▸ RECORDS TO PROCESS
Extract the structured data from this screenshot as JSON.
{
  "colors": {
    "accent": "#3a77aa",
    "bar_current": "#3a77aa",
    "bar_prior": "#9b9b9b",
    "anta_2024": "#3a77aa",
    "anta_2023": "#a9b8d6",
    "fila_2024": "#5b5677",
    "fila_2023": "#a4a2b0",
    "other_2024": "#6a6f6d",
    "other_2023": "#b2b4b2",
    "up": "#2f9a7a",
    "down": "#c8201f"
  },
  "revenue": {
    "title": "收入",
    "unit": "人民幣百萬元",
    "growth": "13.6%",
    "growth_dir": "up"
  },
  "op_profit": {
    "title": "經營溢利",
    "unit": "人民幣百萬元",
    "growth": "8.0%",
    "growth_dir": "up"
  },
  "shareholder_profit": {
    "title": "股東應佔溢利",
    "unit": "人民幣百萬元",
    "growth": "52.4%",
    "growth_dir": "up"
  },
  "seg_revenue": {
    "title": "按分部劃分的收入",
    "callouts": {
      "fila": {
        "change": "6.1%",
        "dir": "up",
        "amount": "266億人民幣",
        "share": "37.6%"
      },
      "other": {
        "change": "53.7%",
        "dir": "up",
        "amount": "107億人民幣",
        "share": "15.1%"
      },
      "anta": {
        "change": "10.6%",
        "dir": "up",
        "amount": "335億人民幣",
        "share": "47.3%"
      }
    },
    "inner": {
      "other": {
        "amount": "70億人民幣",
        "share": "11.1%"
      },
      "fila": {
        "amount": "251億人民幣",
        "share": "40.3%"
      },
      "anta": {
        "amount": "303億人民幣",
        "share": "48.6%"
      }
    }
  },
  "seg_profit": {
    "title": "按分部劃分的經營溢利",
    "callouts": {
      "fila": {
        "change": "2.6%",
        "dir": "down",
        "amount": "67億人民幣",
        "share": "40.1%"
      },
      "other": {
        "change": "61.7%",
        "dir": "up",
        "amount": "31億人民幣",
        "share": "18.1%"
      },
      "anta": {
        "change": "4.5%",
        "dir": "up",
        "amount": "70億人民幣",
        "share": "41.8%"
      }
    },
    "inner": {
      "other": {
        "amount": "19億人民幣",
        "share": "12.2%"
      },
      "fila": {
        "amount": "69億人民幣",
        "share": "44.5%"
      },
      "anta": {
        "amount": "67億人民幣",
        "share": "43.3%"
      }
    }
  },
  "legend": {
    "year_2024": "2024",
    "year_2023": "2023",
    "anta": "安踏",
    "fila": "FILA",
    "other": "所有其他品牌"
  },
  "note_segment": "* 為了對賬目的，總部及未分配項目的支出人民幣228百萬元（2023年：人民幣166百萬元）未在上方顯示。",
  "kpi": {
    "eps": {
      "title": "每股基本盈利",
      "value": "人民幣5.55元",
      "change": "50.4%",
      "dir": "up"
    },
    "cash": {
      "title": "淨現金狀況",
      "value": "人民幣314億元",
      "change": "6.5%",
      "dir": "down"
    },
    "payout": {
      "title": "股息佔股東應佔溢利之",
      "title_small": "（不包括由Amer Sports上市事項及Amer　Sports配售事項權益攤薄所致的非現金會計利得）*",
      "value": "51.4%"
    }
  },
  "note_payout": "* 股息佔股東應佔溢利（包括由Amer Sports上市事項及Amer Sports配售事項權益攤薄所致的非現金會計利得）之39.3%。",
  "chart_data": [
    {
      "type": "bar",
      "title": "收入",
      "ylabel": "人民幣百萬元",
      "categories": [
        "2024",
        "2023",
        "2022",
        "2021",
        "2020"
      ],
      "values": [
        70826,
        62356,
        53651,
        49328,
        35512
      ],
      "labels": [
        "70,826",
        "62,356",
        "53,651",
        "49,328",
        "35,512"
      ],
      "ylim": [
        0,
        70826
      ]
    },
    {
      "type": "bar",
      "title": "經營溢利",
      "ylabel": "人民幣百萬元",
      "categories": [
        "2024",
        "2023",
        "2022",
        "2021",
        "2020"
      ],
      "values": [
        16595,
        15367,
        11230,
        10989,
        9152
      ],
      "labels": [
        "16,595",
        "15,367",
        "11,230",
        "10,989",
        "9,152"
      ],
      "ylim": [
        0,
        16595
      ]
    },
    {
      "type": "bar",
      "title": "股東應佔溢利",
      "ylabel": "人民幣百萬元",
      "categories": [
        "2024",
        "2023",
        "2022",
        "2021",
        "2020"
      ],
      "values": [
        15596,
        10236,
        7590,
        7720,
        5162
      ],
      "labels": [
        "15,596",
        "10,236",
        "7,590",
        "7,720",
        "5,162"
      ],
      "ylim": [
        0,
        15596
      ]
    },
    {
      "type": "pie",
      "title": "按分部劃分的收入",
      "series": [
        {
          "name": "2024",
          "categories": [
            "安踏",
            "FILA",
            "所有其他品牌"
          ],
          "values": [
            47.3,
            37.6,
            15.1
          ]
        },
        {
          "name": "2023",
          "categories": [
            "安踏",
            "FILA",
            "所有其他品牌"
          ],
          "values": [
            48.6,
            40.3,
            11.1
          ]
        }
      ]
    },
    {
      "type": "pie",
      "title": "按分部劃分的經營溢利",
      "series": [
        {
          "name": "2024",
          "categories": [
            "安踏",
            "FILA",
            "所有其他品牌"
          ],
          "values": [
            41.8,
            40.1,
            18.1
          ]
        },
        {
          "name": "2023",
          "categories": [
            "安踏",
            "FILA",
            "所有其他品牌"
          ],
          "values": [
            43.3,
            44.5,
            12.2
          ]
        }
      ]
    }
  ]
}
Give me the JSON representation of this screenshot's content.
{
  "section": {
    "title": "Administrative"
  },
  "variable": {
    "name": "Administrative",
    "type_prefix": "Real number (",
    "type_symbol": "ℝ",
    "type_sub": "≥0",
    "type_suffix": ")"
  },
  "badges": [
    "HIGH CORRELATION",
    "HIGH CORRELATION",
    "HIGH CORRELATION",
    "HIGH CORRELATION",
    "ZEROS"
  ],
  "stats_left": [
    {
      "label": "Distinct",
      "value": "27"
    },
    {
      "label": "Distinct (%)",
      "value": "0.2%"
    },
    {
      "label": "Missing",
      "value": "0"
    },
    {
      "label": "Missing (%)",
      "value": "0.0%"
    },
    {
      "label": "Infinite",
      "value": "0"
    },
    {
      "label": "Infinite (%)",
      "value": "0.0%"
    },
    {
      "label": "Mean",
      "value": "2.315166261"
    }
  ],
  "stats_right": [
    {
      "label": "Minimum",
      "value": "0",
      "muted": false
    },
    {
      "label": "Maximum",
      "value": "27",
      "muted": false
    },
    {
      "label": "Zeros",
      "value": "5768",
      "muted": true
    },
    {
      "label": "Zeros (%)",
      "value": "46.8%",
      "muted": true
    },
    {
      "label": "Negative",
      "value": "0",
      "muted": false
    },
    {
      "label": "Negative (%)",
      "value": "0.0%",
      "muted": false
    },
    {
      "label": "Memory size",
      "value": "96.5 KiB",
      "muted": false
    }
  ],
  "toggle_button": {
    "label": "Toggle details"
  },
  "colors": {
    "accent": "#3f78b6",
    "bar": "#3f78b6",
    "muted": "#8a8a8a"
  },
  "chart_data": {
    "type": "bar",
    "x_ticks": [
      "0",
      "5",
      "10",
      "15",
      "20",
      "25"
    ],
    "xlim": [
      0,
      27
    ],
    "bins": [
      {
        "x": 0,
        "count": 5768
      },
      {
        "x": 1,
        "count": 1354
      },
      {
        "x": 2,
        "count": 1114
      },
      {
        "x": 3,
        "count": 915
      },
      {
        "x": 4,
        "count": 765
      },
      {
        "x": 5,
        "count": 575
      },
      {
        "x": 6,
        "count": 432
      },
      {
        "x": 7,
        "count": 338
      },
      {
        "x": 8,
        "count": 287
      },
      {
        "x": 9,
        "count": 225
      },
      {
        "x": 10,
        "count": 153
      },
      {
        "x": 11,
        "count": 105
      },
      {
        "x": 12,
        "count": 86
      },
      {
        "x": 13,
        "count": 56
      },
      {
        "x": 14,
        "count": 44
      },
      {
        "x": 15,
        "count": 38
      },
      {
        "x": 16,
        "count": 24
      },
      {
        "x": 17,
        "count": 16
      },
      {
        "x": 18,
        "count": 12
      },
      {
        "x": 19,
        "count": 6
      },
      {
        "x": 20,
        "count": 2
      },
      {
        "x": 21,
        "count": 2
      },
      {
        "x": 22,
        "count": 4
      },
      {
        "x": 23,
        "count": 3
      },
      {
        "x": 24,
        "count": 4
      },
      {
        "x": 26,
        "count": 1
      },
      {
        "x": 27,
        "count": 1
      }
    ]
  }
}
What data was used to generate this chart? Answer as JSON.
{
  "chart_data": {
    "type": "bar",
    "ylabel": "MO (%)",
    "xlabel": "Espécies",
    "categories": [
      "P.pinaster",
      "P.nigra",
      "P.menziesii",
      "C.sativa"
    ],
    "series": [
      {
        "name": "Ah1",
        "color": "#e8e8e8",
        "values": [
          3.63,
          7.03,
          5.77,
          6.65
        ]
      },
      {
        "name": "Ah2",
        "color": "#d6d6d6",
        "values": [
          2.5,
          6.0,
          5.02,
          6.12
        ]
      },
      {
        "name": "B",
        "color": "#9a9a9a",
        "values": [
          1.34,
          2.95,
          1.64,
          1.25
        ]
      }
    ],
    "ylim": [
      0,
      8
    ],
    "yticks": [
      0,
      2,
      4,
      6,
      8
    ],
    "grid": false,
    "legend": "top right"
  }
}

▸ TASK OBJECTIVE
In the entries above, locate every line with the word "按分部劃分的經營溢利" and copy it.

▸ RESPONSE BELOW
    "title": "按分部劃分的經營溢利",
      "title": "按分部劃分的經營溢利",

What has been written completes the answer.